::: Extracted data

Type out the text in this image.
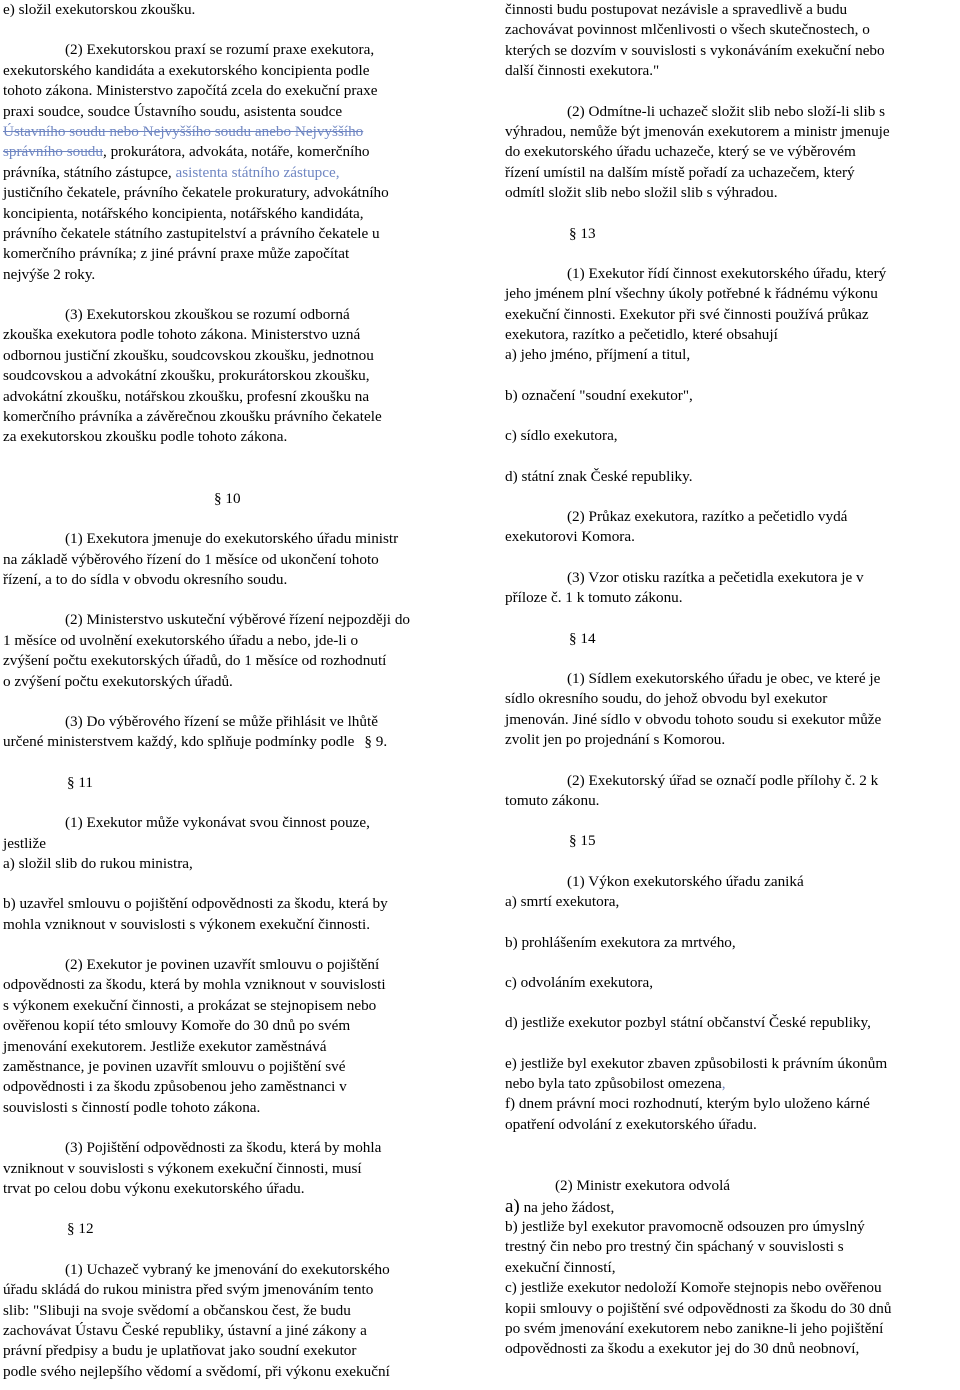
e) složil exekutorskou zkoušku.
(2) Exekutorskou praxí se rozumí praxe exekutora,
exekutorského kandidáta a exekutorského koncipienta podle
tohoto zákona. Ministerstvo započítá zcela do exekuční praxe
praxi soudce, soudce Ústavního soudu, asistenta soudce
Ústavního soudu nebo Nejvyššího soudu anebo Nejvyššího
správního soudu, prokurátora, advokáta, notáře, komerčního
právníka, státního zástupce, asistenta státního zástupce,
justičního čekatele, právního čekatele prokuratury, advokátního
koncipienta, notářského koncipienta, notářského kandidáta,
právního čekatele státního zastupitelství a právního čekatele u
komerčního právníka; z jiné právní praxe může započítat
nejvýše 2 roky.
(3) Exekutorskou zkouškou se rozumí odborná
zkouška exekutora podle tohoto zákona. Ministerstvo uzná
odbornou justiční zkoušku, soudcovskou zkoušku, jednotnou
soudcovskou a advokátní zkoušku, prokurátorskou zkoušku,
advokátní zkoušku, notářskou zkoušku, profesní zkoušku na
komerčního právníka a závěrečnou zkoušku právního čekatele
za exekutorskou zkoušku podle tohoto zákona.
§ 10
(1) Exekutora jmenuje do exekutorského úřadu ministr
na základě výběrového řízení do 1 měsíce od ukončení tohoto
řízení, a to do sídla v obvodu okresního soudu.
(2) Ministerstvo uskuteční výběrové řízení nejpozději do
1 měsíce od uvolnění exekutorského úřadu a nebo, jde-li o
zvýšení počtu exekutorských úřadů, do 1 měsíce od rozhodnutí
o zvýšení počtu exekutorských úřadů.
(3) Do výběrového řízení se může přihlásit ve lhůtě
určené ministerstvem každý, kdo splňuje podmínky podle § 9.
§ 11
(1) Exekutor může vykonávat svou činnost pouze,
jestliže
a) složil slib do rukou ministra,
b) uzavřel smlouvu o pojištění odpovědnosti za škodu, která by
mohla vzniknout v souvislosti s výkonem exekuční činnosti.
(2) Exekutor je povinen uzavřít smlouvu o pojištění
odpovědnosti za škodu, která by mohla vzniknout v souvislosti
s výkonem exekuční činnosti, a prokázat se stejnopisem nebo
ověřenou kopií této smlouvy Komoře do 30 dnů po svém
jmenování exekutorem. Jestliže exekutor zaměstnává
zaměstnance, je povinen uzavřít smlouvu o pojištění své
odpovědnosti i za škodu způsobenou jeho zaměstnanci v
souvislosti s činností podle tohoto zákona.
(3) Pojištění odpovědnosti za škodu, která by mohla
vzniknout v souvislosti s výkonem exekuční činnosti, musí
trvat po celou dobu výkonu exekutorského úřadu.
§ 12
(1) Uchazeč vybraný ke jmenování do exekutorského
úřadu skládá do rukou ministra před svým jmenováním tento
slib: "Slibuji na svoje svědomí a občanskou čest, že budu
zachovávat Ústavu České republiky, ústavní a jiné zákony a
právní předpisy a budu je uplatňovat jako soudní exekutor
podle svého nejlepšího vědomí a svědomí, při výkonu exekuční
činnosti budu postupovat nezávisle a spravedlivě a budu
zachovávat povinnost mlčenlivosti o všech skutečnostech, o
kterých se dozvím v souvislosti s vykonáváním exekuční nebo
další činnosti exekutora."
(2) Odmítne-li uchazeč složit slib nebo složí-li slib s
výhradou, nemůže být jmenován exekutorem a ministr jmenuje
do exekutorského úřadu uchazeče, který se ve výběrovém
řízení umístil na dalším místě pořadí za uchazečem, který
odmítl složit slib nebo složil slib s výhradou.
§ 13
(1) Exekutor řídí činnost exekutorského úřadu, který
jeho jménem plní všechny úkoly potřebné k řádnému výkonu
exekuční činnosti. Exekutor při své činnosti používá průkaz
exekutora, razítko a pečetidlo, které obsahují
a) jeho jméno, příjmení a titul,
b) označení "soudní exekutor",
c) sídlo exekutora,
d) státní znak České republiky.
(2) Průkaz exekutora, razítko a pečetidlo vydá
exekutorovi Komora.
(3) Vzor otisku razítka a pečetidla exekutora je v
příloze č. 1 k tomuto zákonu.
§ 14
(1) Sídlem exekutorského úřadu je obec, ve které je
sídlo okresního soudu, do jehož obvodu byl exekutor
jmenován. Jiné sídlo v obvodu tohoto soudu si exekutor může
zvolit jen po projednání s Komorou.
(2) Exekutorský úřad se označí podle přílohy č. 2 k
tomuto zákonu.
§ 15
(1) Výkon exekutorského úřadu zaniká
a) smrtí exekutora,
b) prohlášením exekutora za mrtvého,
c) odvoláním exekutora,
d) jestliže exekutor pozbyl státní občanství České republiky,
e) jestliže byl exekutor zbaven způsobilosti k právním úkonům
nebo byla tato způsobilost omezena,
f) dnem právní moci rozhodnutí, kterým bylo uloženo kárné
opatření odvolání z exekutorského úřadu.
(2) Ministr exekutora odvolá
a) na jeho žádost,
b) jestliže byl exekutor pravomocně odsouzen pro úmyslný
trestný čin nebo pro trestný čin spáchaný v souvislosti s
exekuční činností,
c) jestliže exekutor nedoloží Komoře stejnopis nebo ověřenou
kopii smlouvy o pojištění své odpovědnosti za škodu do 30 dnů
po svém jmenování exekutorem nebo zanikne-li jeho pojištění
odpovědnosti za škodu a exekutor jej do 30 dnů neobnoví,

::::::

**Task prompt:** Reproduce the data word for word, excluding its pictures.

**Expected answer:**
Type out the text in this image.
e) složil exekutorskou zkoušku.
(2) Exekutorskou praxí se rozumí praxe exekutora,
exekutorského kandidáta a exekutorského koncipienta podle
tohoto zákona. Ministerstvo započítá zcela do exekuční praxe
praxi soudce, soudce Ústavního soudu, asistenta soudce
Ústavního soudu nebo Nejvyššího soudu anebo Nejvyššího
správního soudu, prokurátora, advokáta, notáře, komerčního
právníka, státního zástupce, asistenta státního zástupce,
justičního čekatele, právního čekatele prokuratury, advokátního
koncipienta, notářského koncipienta, notářského kandidáta,
právního čekatele státního zastupitelství a právního čekatele u
komerčního právníka; z jiné právní praxe může započítat
nejvýše 2 roky.
(3) Exekutorskou zkouškou se rozumí odborná
zkouška exekutora podle tohoto zákona. Ministerstvo uzná
odbornou justiční zkoušku, soudcovskou zkoušku, jednotnou
soudcovskou a advokátní zkoušku, prokurátorskou zkoušku,
advokátní zkoušku, notářskou zkoušku, profesní zkoušku na
komerčního právníka a závěrečnou zkoušku právního čekatele
za exekutorskou zkoušku podle tohoto zákona.
§ 10
(1) Exekutora jmenuje do exekutorského úřadu ministr
na základě výběrového řízení do 1 měsíce od ukončení tohoto
řízení, a to do sídla v obvodu okresního soudu.
(2) Ministerstvo uskuteční výběrové řízení nejpozději do
1 měsíce od uvolnění exekutorského úřadu a nebo, jde-li o
zvýšení počtu exekutorských úřadů, do 1 měsíce od rozhodnutí
o zvýšení počtu exekutorských úřadů.
(3) Do výběrového řízení se může přihlásit ve lhůtě
určené ministerstvem každý, kdo splňuje podmínky podle § 9.
§ 11
(1) Exekutor může vykonávat svou činnost pouze,
jestliže
a) složil slib do rukou ministra,
b) uzavřel smlouvu o pojištění odpovědnosti za škodu, která by
mohla vzniknout v souvislosti s výkonem exekuční činnosti.
(2) Exekutor je povinen uzavřít smlouvu o pojištění
odpovědnosti za škodu, která by mohla vzniknout v souvislosti
s výkonem exekuční činnosti, a prokázat se stejnopisem nebo
ověřenou kopií této smlouvy Komoře do 30 dnů po svém
jmenování exekutorem. Jestliže exekutor zaměstnává
zaměstnance, je povinen uzavřít smlouvu o pojištění své
odpovědnosti i za škodu způsobenou jeho zaměstnanci v
souvislosti s činností podle tohoto zákona.
(3) Pojištění odpovědnosti za škodu, která by mohla
vzniknout v souvislosti s výkonem exekuční činnosti, musí
trvat po celou dobu výkonu exekutorského úřadu.
§ 12
(1) Uchazeč vybraný ke jmenování do exekutorského
úřadu skládá do rukou ministra před svým jmenováním tento
slib: "Slibuji na svoje svědomí a občanskou čest, že budu
zachovávat Ústavu České republiky, ústavní a jiné zákony a
právní předpisy a budu je uplatňovat jako soudní exekutor
podle svého nejlepšího vědomí a svědomí, při výkonu exekuční
činnosti budu postupovat nezávisle a spravedlivě a budu
zachovávat povinnost mlčenlivosti o všech skutečnostech, o
kterých se dozvím v souvislosti s vykonáváním exekuční nebo
další činnosti exekutora."
(2) Odmítne-li uchazeč složit slib nebo složí-li slib s
výhradou, nemůže být jmenován exekutorem a ministr jmenuje
do exekutorského úřadu uchazeče, který se ve výběrovém
řízení umístil na dalším místě pořadí za uchazečem, který
odmítl složit slib nebo složil slib s výhradou.
§ 13
(1) Exekutor řídí činnost exekutorského úřadu, který
jeho jménem plní všechny úkoly potřebné k řádnému výkonu
exekuční činnosti. Exekutor při své činnosti používá průkaz
exekutora, razítko a pečetidlo, které obsahují
a) jeho jméno, příjmení a titul,
b) označení "soudní exekutor",
c) sídlo exekutora,
d) státní znak České republiky.
(2) Průkaz exekutora, razítko a pečetidlo vydá
exekutorovi Komora.
(3) Vzor otisku razítka a pečetidla exekutora je v
příloze č. 1 k tomuto zákonu.
§ 14
(1) Sídlem exekutorského úřadu je obec, ve které je
sídlo okresního soudu, do jehož obvodu byl exekutor
jmenován. Jiné sídlo v obvodu tohoto soudu si exekutor může
zvolit jen po projednání s Komorou.
(2) Exekutorský úřad se označí podle přílohy č. 2 k
tomuto zákonu.
§ 15
(1) Výkon exekutorského úřadu zaniká
a) smrtí exekutora,
b) prohlášením exekutora za mrtvého,
c) odvoláním exekutora,
d) jestliže exekutor pozbyl státní občanství České republiky,
e) jestliže byl exekutor zbaven způsobilosti k právním úkonům
nebo byla tato způsobilost omezena,
f) dnem právní moci rozhodnutí, kterým bylo uloženo kárné
opatření odvolání z exekutorského úřadu.
(2) Ministr exekutora odvolá
a) na jeho žádost,
b) jestliže byl exekutor pravomocně odsouzen pro úmyslný
trestný čin nebo pro trestný čin spáchaný v souvislosti s
exekuční činností,
c) jestliže exekutor nedoloží Komoře stejnopis nebo ověřenou
kopii smlouvy o pojištění své odpovědnosti za škodu do 30 dnů
po svém jmenování exekutorem nebo zanikne-li jeho pojištění
odpovědnosti za škodu a exekutor jej do 30 dnů neobnoví,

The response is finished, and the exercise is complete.